> **MATERIAL**:
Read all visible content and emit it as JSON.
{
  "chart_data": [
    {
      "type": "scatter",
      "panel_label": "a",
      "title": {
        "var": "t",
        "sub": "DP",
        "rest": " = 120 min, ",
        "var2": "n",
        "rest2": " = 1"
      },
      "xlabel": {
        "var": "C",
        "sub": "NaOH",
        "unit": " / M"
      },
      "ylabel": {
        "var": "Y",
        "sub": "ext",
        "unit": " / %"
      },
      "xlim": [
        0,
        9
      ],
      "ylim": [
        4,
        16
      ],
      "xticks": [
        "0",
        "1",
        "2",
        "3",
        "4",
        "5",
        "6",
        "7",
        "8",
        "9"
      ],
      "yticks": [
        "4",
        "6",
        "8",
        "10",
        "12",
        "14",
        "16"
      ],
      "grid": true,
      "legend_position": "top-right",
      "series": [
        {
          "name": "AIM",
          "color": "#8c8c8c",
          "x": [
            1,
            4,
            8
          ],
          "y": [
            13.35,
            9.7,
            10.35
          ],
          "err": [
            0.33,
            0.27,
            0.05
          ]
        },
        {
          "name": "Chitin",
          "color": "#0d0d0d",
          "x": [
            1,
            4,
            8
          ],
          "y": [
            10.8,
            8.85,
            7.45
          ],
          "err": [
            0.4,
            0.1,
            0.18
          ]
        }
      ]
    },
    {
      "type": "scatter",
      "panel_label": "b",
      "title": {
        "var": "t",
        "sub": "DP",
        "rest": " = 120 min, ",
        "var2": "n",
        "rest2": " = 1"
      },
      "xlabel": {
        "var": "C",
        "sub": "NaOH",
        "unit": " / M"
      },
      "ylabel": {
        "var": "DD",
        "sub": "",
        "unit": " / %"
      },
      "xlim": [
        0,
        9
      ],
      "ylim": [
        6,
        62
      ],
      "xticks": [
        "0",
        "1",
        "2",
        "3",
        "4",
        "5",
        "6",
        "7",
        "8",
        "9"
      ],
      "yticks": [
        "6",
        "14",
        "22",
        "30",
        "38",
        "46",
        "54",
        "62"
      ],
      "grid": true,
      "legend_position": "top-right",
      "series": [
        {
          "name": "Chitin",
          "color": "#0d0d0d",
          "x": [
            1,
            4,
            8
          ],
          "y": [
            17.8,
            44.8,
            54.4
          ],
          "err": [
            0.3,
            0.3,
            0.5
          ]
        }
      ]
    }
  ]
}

* * *

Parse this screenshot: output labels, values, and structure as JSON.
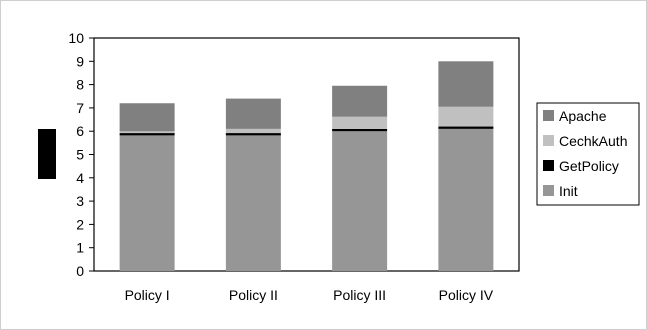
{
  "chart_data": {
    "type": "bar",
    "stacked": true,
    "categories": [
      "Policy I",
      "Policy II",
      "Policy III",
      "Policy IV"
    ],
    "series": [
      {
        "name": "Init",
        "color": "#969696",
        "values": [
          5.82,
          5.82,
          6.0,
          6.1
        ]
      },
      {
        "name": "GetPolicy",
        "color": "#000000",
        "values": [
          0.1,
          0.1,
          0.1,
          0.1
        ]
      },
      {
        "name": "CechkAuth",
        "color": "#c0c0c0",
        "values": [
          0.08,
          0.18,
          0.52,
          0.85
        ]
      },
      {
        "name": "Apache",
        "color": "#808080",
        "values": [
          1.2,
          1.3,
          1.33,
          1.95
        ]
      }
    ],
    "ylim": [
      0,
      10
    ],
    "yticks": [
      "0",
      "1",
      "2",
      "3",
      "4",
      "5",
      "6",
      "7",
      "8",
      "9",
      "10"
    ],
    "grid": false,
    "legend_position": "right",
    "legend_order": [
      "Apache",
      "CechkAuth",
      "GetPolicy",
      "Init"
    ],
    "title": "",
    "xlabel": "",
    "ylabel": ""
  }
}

> **GIVEN TASK**: Search the data for "color". Copy every line that has it.

> **RESPONSE**:
          "color": "#8c8c8c",
          "color": "#0d0d0d",
          "color": "#0d0d0d",
        "color": "#969696",
        "color": "#000000",
        "color": "#c0c0c0",
        "color": "#808080",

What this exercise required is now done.